The problem:
Drop the pictures, then extract the listing word for word.
>>>
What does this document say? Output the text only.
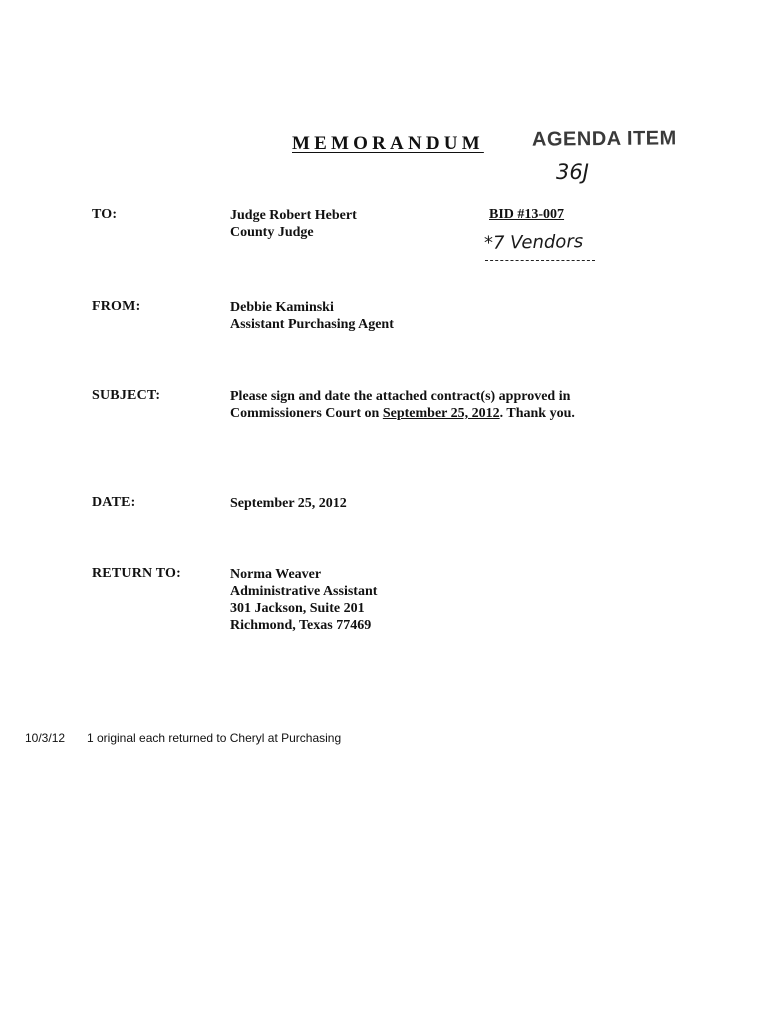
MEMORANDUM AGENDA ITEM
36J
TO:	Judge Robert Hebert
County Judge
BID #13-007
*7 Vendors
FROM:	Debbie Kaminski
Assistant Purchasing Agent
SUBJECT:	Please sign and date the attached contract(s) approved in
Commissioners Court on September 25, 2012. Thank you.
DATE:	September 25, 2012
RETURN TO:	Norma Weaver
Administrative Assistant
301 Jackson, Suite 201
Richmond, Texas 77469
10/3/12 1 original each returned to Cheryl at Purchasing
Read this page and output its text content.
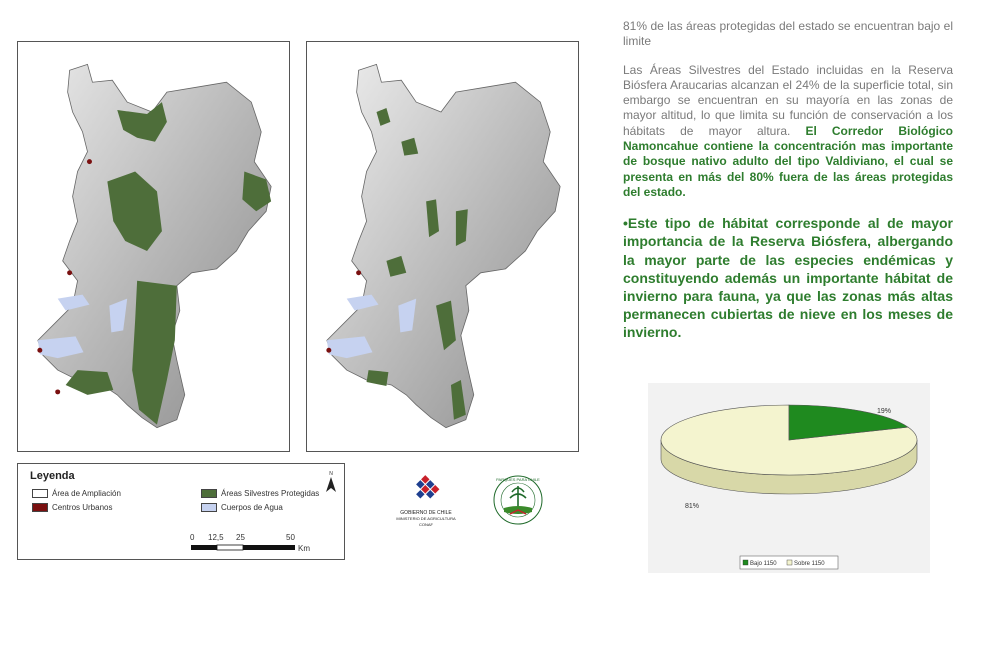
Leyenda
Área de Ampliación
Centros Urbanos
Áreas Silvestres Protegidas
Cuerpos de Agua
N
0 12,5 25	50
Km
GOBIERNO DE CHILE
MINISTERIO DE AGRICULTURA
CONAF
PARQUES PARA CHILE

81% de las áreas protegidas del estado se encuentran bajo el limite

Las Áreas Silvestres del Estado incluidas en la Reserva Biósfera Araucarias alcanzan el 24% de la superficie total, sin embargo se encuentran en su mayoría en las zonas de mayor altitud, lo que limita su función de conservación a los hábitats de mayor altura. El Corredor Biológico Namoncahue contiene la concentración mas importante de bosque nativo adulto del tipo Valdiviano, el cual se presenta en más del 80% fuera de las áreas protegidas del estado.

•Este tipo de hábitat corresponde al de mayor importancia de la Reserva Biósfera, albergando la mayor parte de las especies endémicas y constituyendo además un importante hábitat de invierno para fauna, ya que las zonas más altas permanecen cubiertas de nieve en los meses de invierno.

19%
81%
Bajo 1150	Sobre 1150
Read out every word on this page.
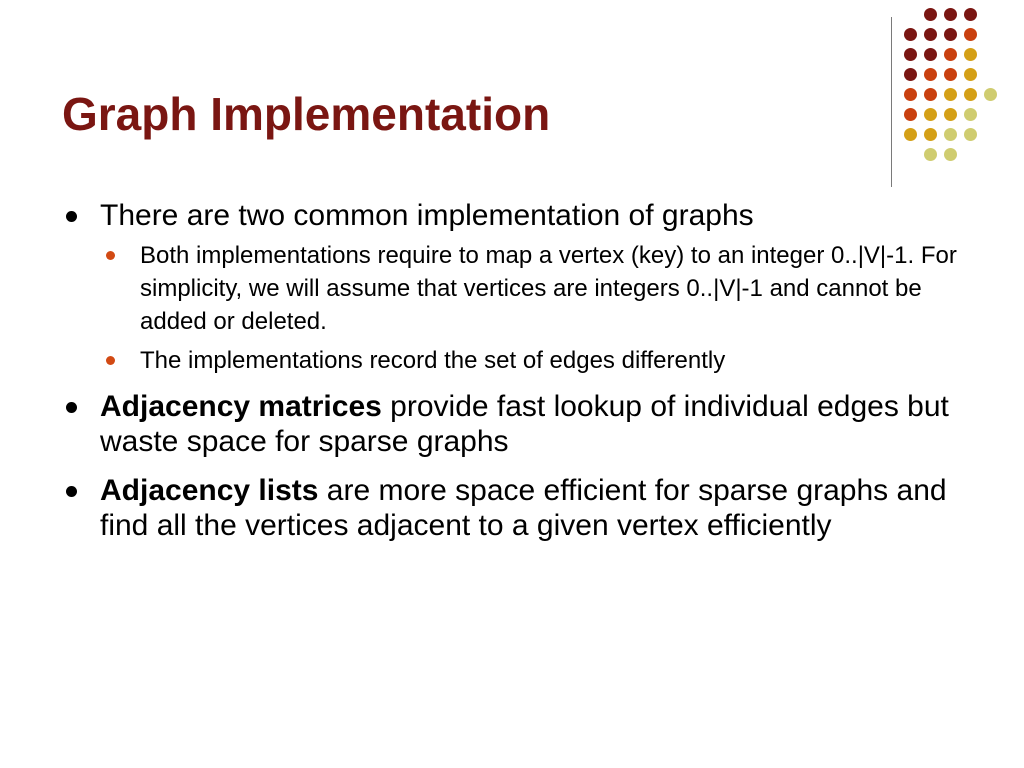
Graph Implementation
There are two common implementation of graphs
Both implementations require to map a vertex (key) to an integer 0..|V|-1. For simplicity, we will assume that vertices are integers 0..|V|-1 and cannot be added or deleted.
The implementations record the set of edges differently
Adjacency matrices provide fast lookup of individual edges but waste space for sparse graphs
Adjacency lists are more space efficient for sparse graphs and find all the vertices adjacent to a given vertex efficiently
<<<
Written solution:
What does this document say? Output the text only.
MEMORANDUM AGENDA ITEM
36J
TO:	Judge Robert Hebert
County Judge
BID #13-007
*7 Vendors
FROM:	Debbie Kaminski
Assistant Purchasing Agent
SUBJECT:	Please sign and date the attached contract(s) approved in
Commissioners Court on September 25, 2012. Thank you.
DATE:	September 25, 2012
RETURN TO:	Norma Weaver
Administrative Assistant
301 Jackson, Suite 201
Richmond, Texas 77469
10/3/12 1 original each returned to Cheryl at Purchasing
Read this page and output its text content.
Leyenda
Área de Ampliación
Centros Urbanos
Áreas Silvestres Protegidas
Cuerpos de Agua
N
0 12,5 25	50
Km
GOBIERNO DE CHILE
MINISTERIO DE AGRICULTURA
CONAF
PARQUES PARA CHILE

81% de las áreas protegidas del estado se encuentran bajo el limite

Las Áreas Silvestres del Estado incluidas en la Reserva Biósfera Araucarias alcanzan el 24% de la superficie total, sin embargo se encuentran en su mayoría en las zonas de mayor altitud, lo que limita su función de conservación a los hábitats de mayor altura. El Corredor Biológico Namoncahue contiene la concentración mas importante de bosque nativo adulto del tipo Valdiviano, el cual se presenta en más del 80% fuera de las áreas protegidas del estado.

•Este tipo de hábitat corresponde al de mayor importancia de la Reserva Biósfera, albergando la mayor parte de las especies endémicas y constituyendo además un importante hábitat de invierno para fauna, ya que las zonas más altas permanecen cubiertas de nieve en los meses de invierno.

19%
81%
Bajo 1150	Sobre 1150
Read out every word on this page.
Graph Implementation
There are two common implementation of graphs
Both implementations require to map a vertex (key) to an integer 0..|V|-1. For simplicity, we will assume that vertices are integers 0..|V|-1 and cannot be added or deleted.
The implementations record the set of edges differently
Adjacency matrices provide fast lookup of individual edges but waste space for sparse graphs
Adjacency lists are more space efficient for sparse graphs and find all the vertices adjacent to a given vertex efficiently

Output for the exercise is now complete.